- [Extracted data entries]

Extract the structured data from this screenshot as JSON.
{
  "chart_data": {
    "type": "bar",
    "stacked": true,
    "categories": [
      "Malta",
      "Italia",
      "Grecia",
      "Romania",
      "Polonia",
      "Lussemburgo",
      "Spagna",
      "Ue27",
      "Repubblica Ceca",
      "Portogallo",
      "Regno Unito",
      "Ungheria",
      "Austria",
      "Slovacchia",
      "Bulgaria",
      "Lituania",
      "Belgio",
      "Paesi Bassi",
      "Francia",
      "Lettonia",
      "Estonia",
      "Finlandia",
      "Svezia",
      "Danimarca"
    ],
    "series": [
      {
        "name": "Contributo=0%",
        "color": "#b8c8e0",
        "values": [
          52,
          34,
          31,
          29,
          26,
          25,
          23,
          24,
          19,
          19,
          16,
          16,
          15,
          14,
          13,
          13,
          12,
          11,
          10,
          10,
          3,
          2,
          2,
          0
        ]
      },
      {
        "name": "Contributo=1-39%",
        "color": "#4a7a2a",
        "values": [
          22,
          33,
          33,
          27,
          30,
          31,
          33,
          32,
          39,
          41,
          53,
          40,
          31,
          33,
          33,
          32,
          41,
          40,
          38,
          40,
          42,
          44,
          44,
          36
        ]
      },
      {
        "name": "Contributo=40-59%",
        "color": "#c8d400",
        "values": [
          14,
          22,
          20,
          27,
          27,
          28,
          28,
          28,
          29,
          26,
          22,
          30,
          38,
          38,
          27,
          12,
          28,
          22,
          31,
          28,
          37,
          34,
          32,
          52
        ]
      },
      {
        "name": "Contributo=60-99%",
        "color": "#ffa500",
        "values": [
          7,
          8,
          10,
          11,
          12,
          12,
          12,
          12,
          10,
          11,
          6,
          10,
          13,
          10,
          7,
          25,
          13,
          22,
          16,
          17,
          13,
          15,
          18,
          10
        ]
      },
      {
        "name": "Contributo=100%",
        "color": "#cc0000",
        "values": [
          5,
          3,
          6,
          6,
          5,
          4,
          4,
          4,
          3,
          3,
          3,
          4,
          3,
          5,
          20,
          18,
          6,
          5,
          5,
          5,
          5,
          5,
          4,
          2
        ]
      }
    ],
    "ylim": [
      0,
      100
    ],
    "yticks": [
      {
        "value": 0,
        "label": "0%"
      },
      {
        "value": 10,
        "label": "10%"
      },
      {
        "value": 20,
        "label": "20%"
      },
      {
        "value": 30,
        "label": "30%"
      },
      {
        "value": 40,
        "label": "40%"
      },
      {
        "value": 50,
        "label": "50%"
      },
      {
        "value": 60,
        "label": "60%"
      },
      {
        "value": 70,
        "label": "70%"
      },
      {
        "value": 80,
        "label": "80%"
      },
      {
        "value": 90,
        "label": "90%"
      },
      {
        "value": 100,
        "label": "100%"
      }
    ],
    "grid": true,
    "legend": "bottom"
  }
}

- [Set exercise] Gather every line from the entries above where the word "name" appears, and copy them.

- [The reply]
        "name": "Contributo=0%",
        "name": "Contributo=1-39%",
        "name": "Contributo=40-59%",
        "name": "Contributo=60-99%",
        "name": "Contributo=100%",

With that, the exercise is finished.